* **What you should do**: Where does the string "from" appear? Copy every line of the entries below that holds it.

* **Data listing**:
━━━━━━━━━━━━━━━━

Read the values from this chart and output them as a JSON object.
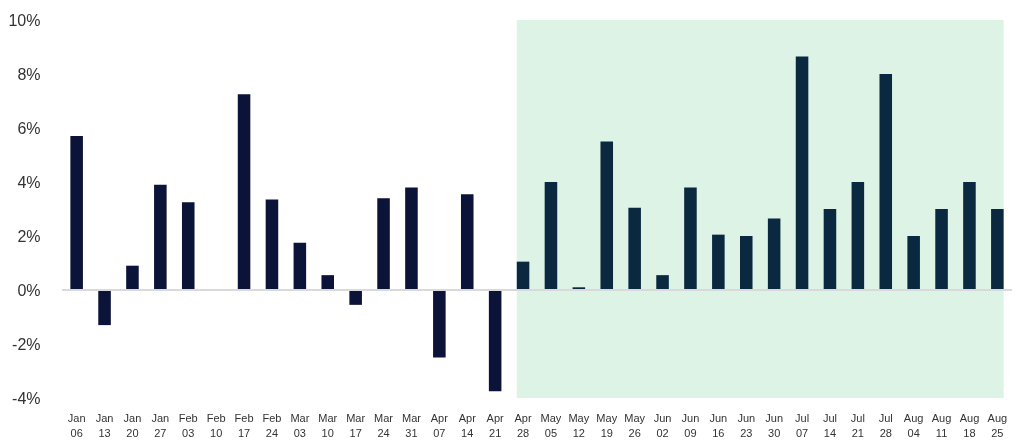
{
  "chart_data": {
    "type": "bar",
    "categories": [
      "Jan 06",
      "Jan 13",
      "Jan 20",
      "Jan 27",
      "Feb 03",
      "Feb 10",
      "Feb 17",
      "Feb 24",
      "Mar 03",
      "Mar 10",
      "Mar 17",
      "Mar 24",
      "Mar 31",
      "Apr 07",
      "Apr 14",
      "Apr 21",
      "Apr 28",
      "May 05",
      "May 12",
      "May 19",
      "May 26",
      "Jun 02",
      "Jun 09",
      "Jun 16",
      "Jun 23",
      "Jun 30",
      "Jul 07",
      "Jul 14",
      "Jul 21",
      "Jul 28",
      "Aug 04",
      "Aug 11",
      "Aug 18",
      "Aug 25"
    ],
    "values": [
      5.7,
      -1.3,
      0.9,
      3.9,
      3.25,
      0,
      7.25,
      3.35,
      1.75,
      0.55,
      -0.55,
      3.4,
      3.8,
      -2.5,
      3.55,
      -3.75,
      1.05,
      4.0,
      0.1,
      5.5,
      3.05,
      0.55,
      3.8,
      2.05,
      2.0,
      2.65,
      8.65,
      3.0,
      4.0,
      8.0,
      2.0,
      3.0,
      4.0,
      3.0
    ],
    "colors": [
      "#0b1338",
      "#0b1338",
      "#0b1338",
      "#0b1338",
      "#0b1338",
      "#0b1338",
      "#0b1338",
      "#0b1338",
      "#0b1338",
      "#0b1338",
      "#0b1338",
      "#0b1338",
      "#0b1338",
      "#0b1338",
      "#0b1338",
      "#0b1338",
      "#0a2840",
      "#0a2840",
      "#0a2840",
      "#0a2840",
      "#0a2840",
      "#0a2840",
      "#0a2840",
      "#0a2840",
      "#0a2840",
      "#0a2840",
      "#0a2840",
      "#0a2840",
      "#0a2840",
      "#0a2840",
      "#0a2840",
      "#0a2840",
      "#0a2840",
      "#0a2840"
    ],
    "ylim": [
      -4,
      10
    ],
    "yticks": [
      {
        "value": -4,
        "label": "-4%"
      },
      {
        "value": -2,
        "label": "-2%"
      },
      {
        "value": 0,
        "label": "0%"
      },
      {
        "value": 2,
        "label": "2%"
      },
      {
        "value": 4,
        "label": "4%"
      },
      {
        "value": 6,
        "label": "6%"
      },
      {
        "value": 8,
        "label": "8%"
      },
      {
        "value": 10,
        "label": "10%"
      }
    ],
    "bands": [
      {
        "axis": "x",
        "from": "Apr 28",
        "to": "Aug 25",
        "color": "#dcf3e6"
      }
    ],
    "ref_lines": [
      {
        "axis": "y",
        "value": 0,
        "color": "#d9d9d9"
      }
    ]
  }
}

━━━━━━━━━━━━━━━━

* **Solution to this task**:
Read the values from this chart and output them as a JSON object.
        "from": "Apr 28",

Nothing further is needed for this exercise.